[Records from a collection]
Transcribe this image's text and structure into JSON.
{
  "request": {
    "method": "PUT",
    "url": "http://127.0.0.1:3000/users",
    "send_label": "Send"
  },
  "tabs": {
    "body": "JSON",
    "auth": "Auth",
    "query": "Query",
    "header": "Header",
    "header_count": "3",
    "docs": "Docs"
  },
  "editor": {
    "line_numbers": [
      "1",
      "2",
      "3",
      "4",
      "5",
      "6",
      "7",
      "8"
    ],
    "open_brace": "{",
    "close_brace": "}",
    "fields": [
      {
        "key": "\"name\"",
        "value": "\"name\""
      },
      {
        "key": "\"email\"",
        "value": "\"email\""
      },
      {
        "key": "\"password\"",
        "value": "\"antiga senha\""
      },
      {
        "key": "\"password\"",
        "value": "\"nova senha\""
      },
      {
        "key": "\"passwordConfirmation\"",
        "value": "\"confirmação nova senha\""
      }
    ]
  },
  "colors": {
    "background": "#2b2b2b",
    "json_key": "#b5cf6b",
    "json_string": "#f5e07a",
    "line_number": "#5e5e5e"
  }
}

§ EXERCISE
Identify each line in the entries with the word "senha" and copy it.

§ COMPLETE RESPONSE
        "value": "\"antiga senha\""
        "value": "\"nova senha\""
        "value": "\"confirmação nova senha\""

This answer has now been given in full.